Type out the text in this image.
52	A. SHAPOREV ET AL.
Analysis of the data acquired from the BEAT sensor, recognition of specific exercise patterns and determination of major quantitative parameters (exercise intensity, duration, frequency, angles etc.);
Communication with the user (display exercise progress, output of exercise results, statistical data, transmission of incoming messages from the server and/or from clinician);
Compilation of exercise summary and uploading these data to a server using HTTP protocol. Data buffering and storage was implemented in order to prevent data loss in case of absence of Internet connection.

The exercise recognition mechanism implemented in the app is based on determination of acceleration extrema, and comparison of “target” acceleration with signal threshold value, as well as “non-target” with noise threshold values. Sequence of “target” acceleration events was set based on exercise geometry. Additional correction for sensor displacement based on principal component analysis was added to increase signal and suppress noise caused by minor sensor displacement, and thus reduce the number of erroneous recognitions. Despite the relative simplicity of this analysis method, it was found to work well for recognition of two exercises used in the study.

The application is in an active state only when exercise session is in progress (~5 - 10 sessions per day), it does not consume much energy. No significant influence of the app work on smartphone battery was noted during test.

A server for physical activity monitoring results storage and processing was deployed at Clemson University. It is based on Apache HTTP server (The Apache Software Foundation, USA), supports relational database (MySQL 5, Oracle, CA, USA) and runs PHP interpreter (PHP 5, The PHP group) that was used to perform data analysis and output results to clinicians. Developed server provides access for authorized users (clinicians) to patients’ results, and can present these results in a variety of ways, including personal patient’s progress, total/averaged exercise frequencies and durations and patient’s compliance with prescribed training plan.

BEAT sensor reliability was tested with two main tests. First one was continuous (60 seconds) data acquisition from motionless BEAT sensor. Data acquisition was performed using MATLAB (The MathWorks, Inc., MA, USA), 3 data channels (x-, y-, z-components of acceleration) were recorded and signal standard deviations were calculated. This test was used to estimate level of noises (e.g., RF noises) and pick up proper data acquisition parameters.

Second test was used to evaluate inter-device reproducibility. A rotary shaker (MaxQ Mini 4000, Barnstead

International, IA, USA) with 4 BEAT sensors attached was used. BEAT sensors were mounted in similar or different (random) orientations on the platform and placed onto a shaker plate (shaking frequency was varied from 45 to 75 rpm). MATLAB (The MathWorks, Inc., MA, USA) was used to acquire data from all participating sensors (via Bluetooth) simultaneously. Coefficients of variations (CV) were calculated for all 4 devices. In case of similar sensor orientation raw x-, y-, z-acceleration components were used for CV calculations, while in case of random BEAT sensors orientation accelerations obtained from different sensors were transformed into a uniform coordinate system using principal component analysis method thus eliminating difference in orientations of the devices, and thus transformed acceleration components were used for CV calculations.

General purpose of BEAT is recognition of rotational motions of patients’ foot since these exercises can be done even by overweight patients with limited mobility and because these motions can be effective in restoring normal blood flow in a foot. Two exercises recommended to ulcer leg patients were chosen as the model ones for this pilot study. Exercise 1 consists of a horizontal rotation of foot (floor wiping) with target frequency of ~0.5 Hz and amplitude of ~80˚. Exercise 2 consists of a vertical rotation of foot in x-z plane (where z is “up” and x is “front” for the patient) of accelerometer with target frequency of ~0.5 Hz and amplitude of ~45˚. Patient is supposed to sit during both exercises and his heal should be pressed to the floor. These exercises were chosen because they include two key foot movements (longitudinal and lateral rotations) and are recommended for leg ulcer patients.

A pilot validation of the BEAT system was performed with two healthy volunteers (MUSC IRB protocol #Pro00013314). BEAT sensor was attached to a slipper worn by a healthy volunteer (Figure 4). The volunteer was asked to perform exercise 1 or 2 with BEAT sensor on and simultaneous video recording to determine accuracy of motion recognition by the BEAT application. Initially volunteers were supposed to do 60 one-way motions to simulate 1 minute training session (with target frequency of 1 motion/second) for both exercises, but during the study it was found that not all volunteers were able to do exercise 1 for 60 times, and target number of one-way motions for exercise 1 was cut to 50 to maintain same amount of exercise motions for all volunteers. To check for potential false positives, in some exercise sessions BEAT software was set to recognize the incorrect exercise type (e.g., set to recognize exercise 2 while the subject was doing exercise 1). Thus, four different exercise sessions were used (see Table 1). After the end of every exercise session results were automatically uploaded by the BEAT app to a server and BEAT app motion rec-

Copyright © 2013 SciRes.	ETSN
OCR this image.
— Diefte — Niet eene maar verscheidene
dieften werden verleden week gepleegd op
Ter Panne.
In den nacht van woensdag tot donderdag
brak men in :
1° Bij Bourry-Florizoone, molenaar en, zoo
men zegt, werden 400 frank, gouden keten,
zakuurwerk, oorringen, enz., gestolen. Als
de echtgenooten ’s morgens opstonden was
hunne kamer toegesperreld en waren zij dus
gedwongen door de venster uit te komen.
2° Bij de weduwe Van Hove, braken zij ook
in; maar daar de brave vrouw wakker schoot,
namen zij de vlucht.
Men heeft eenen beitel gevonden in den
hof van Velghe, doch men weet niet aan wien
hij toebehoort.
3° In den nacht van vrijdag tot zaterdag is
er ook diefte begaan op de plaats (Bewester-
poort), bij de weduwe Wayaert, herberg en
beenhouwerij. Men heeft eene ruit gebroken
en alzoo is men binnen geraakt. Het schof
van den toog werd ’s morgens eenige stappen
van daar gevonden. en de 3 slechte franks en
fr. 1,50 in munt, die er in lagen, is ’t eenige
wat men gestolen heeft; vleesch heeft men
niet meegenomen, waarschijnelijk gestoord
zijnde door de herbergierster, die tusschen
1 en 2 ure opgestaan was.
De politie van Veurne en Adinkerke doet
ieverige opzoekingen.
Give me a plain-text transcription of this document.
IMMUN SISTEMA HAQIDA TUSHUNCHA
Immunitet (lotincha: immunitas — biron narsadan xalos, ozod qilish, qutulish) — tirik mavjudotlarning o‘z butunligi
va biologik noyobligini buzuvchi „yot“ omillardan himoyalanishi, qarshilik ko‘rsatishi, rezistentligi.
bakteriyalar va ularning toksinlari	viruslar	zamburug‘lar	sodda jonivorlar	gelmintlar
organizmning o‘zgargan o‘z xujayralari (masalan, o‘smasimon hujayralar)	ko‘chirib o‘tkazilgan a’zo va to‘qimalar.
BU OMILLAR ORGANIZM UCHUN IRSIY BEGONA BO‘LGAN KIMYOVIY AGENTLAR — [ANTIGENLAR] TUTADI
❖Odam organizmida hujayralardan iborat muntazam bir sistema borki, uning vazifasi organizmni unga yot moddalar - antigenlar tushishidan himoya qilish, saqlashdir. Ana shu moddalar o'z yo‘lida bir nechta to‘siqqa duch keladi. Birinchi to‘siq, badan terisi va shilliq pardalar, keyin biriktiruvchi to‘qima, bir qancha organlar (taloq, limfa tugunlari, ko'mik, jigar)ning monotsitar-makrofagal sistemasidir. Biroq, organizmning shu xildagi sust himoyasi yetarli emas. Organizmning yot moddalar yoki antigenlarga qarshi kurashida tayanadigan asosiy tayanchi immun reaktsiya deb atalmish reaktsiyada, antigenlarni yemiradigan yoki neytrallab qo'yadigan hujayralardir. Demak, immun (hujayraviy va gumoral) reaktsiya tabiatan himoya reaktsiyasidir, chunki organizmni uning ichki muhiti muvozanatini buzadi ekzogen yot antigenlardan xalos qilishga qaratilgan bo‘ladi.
==================================================
▸ **Directions**: An exact transcript of all the records is the expected result.

▸ **Solution to this exercise**:
Type out the text in this image.
52	A. SHAPOREV ET AL.
Analysis of the data acquired from the BEAT sensor, recognition of specific exercise patterns and determination of major quantitative parameters (exercise intensity, duration, frequency, angles etc.);
Communication with the user (display exercise progress, output of exercise results, statistical data, transmission of incoming messages from the server and/or from clinician);
Compilation of exercise summary and uploading these data to a server using HTTP protocol. Data buffering and storage was implemented in order to prevent data loss in case of absence of Internet connection.

The exercise recognition mechanism implemented in the app is based on determination of acceleration extrema, and comparison of “target” acceleration with signal threshold value, as well as “non-target” with noise threshold values. Sequence of “target” acceleration events was set based on exercise geometry. Additional correction for sensor displacement based on principal component analysis was added to increase signal and suppress noise caused by minor sensor displacement, and thus reduce the number of erroneous recognitions. Despite the relative simplicity of this analysis method, it was found to work well for recognition of two exercises used in the study.

The application is in an active state only when exercise session is in progress (~5 - 10 sessions per day), it does not consume much energy. No significant influence of the app work on smartphone battery was noted during test.

A server for physical activity monitoring results storage and processing was deployed at Clemson University. It is based on Apache HTTP server (The Apache Software Foundation, USA), supports relational database (MySQL 5, Oracle, CA, USA) and runs PHP interpreter (PHP 5, The PHP group) that was used to perform data analysis and output results to clinicians. Developed server provides access for authorized users (clinicians) to patients’ results, and can present these results in a variety of ways, including personal patient’s progress, total/averaged exercise frequencies and durations and patient’s compliance with prescribed training plan.

BEAT sensor reliability was tested with two main tests. First one was continuous (60 seconds) data acquisition from motionless BEAT sensor. Data acquisition was performed using MATLAB (The MathWorks, Inc., MA, USA), 3 data channels (x-, y-, z-components of acceleration) were recorded and signal standard deviations were calculated. This test was used to estimate level of noises (e.g., RF noises) and pick up proper data acquisition parameters.

Second test was used to evaluate inter-device reproducibility. A rotary shaker (MaxQ Mini 4000, Barnstead

International, IA, USA) with 4 BEAT sensors attached was used. BEAT sensors were mounted in similar or different (random) orientations on the platform and placed onto a shaker plate (shaking frequency was varied from 45 to 75 rpm). MATLAB (The MathWorks, Inc., MA, USA) was used to acquire data from all participating sensors (via Bluetooth) simultaneously. Coefficients of variations (CV) were calculated for all 4 devices. In case of similar sensor orientation raw x-, y-, z-acceleration components were used for CV calculations, while in case of random BEAT sensors orientation accelerations obtained from different sensors were transformed into a uniform coordinate system using principal component analysis method thus eliminating difference in orientations of the devices, and thus transformed acceleration components were used for CV calculations.

General purpose of BEAT is recognition of rotational motions of patients’ foot since these exercises can be done even by overweight patients with limited mobility and because these motions can be effective in restoring normal blood flow in a foot. Two exercises recommended to ulcer leg patients were chosen as the model ones for this pilot study. Exercise 1 consists of a horizontal rotation of foot (floor wiping) with target frequency of ~0.5 Hz and amplitude of ~80˚. Exercise 2 consists of a vertical rotation of foot in x-z plane (where z is “up” and x is “front” for the patient) of accelerometer with target frequency of ~0.5 Hz and amplitude of ~45˚. Patient is supposed to sit during both exercises and his heal should be pressed to the floor. These exercises were chosen because they include two key foot movements (longitudinal and lateral rotations) and are recommended for leg ulcer patients.

A pilot validation of the BEAT system was performed with two healthy volunteers (MUSC IRB protocol #Pro00013314). BEAT sensor was attached to a slipper worn by a healthy volunteer (Figure 4). The volunteer was asked to perform exercise 1 or 2 with BEAT sensor on and simultaneous video recording to determine accuracy of motion recognition by the BEAT application. Initially volunteers were supposed to do 60 one-way motions to simulate 1 minute training session (with target frequency of 1 motion/second) for both exercises, but during the study it was found that not all volunteers were able to do exercise 1 for 60 times, and target number of one-way motions for exercise 1 was cut to 50 to maintain same amount of exercise motions for all volunteers. To check for potential false positives, in some exercise sessions BEAT software was set to recognize the incorrect exercise type (e.g., set to recognize exercise 2 while the subject was doing exercise 1). Thus, four different exercise sessions were used (see Table 1). After the end of every exercise session results were automatically uploaded by the BEAT app to a server and BEAT app motion rec-

Copyright © 2013 SciRes.	ETSN
OCR this image.
— Diefte — Niet eene maar verscheidene
dieften werden verleden week gepleegd op
Ter Panne.
In den nacht van woensdag tot donderdag
brak men in :
1° Bij Bourry-Florizoone, molenaar en, zoo
men zegt, werden 400 frank, gouden keten,
zakuurwerk, oorringen, enz., gestolen. Als
de echtgenooten ’s morgens opstonden was
hunne kamer toegesperreld en waren zij dus
gedwongen door de venster uit te komen.
2° Bij de weduwe Van Hove, braken zij ook
in; maar daar de brave vrouw wakker schoot,
namen zij de vlucht.
Men heeft eenen beitel gevonden in den
hof van Velghe, doch men weet niet aan wien
hij toebehoort.
3° In den nacht van vrijdag tot zaterdag is
er ook diefte begaan op de plaats (Bewester-
poort), bij de weduwe Wayaert, herberg en
beenhouwerij. Men heeft eene ruit gebroken
en alzoo is men binnen geraakt. Het schof
van den toog werd ’s morgens eenige stappen
van daar gevonden. en de 3 slechte franks en
fr. 1,50 in munt, die er in lagen, is ’t eenige
wat men gestolen heeft; vleesch heeft men
niet meegenomen, waarschijnelijk gestoord
zijnde door de herbergierster, die tusschen
1 en 2 ure opgestaan was.
De politie van Veurne en Adinkerke doet
ieverige opzoekingen.
Give me a plain-text transcription of this document.
IMMUN SISTEMA HAQIDA TUSHUNCHA
Immunitet (lotincha: immunitas — biron narsadan xalos, ozod qilish, qutulish) — tirik mavjudotlarning o‘z butunligi
va biologik noyobligini buzuvchi „yot“ omillardan himoyalanishi, qarshilik ko‘rsatishi, rezistentligi.
bakteriyalar va ularning toksinlari	viruslar	zamburug‘lar	sodda jonivorlar	gelmintlar
organizmning o‘zgargan o‘z xujayralari (masalan, o‘smasimon hujayralar)	ko‘chirib o‘tkazilgan a’zo va to‘qimalar.
BU OMILLAR ORGANIZM UCHUN IRSIY BEGONA BO‘LGAN KIMYOVIY AGENTLAR — [ANTIGENLAR] TUTADI
❖Odam organizmida hujayralardan iborat muntazam bir sistema borki, uning vazifasi organizmni unga yot moddalar - antigenlar tushishidan himoya qilish, saqlashdir. Ana shu moddalar o'z yo‘lida bir nechta to‘siqqa duch keladi. Birinchi to‘siq, badan terisi va shilliq pardalar, keyin biriktiruvchi to‘qima, bir qancha organlar (taloq, limfa tugunlari, ko'mik, jigar)ning monotsitar-makrofagal sistemasidir. Biroq, organizmning shu xildagi sust himoyasi yetarli emas. Organizmning yot moddalar yoki antigenlarga qarshi kurashida tayanadigan asosiy tayanchi immun reaktsiya deb atalmish reaktsiyada, antigenlarni yemiradigan yoki neytrallab qo'yadigan hujayralardir. Demak, immun (hujayraviy va gumoral) reaktsiya tabiatan himoya reaktsiyasidir, chunki organizmni uning ichki muhiti muvozanatini buzadi ekzogen yot antigenlardan xalos qilishga qaratilgan bo‘ladi.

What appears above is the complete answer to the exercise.